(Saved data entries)
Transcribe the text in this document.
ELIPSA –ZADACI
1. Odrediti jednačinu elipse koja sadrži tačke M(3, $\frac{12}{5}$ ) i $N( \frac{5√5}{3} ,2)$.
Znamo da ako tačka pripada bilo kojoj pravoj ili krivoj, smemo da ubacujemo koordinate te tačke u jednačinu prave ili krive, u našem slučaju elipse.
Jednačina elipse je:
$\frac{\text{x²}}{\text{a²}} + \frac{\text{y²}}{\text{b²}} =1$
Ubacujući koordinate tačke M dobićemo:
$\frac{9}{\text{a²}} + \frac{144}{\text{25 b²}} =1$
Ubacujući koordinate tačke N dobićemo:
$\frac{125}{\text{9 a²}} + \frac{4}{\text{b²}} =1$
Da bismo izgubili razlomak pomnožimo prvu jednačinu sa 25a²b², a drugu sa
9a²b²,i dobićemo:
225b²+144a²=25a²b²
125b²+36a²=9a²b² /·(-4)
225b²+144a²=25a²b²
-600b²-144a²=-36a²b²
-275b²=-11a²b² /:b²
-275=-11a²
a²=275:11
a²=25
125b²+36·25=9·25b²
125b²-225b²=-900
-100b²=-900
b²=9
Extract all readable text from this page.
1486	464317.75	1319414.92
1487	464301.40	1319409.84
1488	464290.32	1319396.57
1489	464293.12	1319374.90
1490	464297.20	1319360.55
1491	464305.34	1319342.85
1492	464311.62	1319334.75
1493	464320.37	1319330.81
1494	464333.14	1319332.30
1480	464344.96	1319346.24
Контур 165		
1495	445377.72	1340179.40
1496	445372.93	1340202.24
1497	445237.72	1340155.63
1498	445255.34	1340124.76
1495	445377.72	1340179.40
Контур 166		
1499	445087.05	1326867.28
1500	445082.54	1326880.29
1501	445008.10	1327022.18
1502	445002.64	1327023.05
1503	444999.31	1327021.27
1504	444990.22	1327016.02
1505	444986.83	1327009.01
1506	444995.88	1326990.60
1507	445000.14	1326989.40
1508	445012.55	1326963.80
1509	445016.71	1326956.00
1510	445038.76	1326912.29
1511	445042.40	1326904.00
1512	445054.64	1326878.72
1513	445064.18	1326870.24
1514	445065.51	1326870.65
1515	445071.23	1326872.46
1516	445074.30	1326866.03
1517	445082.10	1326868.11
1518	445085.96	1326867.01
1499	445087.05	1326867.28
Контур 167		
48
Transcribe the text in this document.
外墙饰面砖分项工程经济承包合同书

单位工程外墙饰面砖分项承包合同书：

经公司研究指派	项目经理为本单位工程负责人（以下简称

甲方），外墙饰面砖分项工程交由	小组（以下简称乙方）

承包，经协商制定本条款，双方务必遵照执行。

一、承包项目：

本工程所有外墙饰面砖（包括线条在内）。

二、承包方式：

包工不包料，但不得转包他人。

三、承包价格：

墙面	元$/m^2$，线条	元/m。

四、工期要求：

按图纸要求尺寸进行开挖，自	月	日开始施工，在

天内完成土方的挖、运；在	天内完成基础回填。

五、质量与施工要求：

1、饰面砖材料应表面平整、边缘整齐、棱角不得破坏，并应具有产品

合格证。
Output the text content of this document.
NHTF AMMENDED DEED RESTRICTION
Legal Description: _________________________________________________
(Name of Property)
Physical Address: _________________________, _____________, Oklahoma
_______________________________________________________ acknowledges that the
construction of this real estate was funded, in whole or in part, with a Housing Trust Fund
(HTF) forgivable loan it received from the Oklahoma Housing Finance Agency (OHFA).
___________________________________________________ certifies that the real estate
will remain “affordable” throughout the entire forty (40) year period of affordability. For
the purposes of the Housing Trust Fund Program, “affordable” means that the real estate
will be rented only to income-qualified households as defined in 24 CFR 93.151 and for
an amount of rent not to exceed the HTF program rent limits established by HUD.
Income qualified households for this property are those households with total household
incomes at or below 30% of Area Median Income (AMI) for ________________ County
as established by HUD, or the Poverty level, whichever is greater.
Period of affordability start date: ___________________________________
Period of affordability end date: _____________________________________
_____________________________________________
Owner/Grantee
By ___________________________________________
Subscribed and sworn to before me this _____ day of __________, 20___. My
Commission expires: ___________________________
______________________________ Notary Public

* Problem statement
Take each line containing the string "Ubacujući" and copy it out.

* Result of this task
Ubacujući koordinate tačke M dobićemo:
Ubacujući koordinate tačke N dobićemo:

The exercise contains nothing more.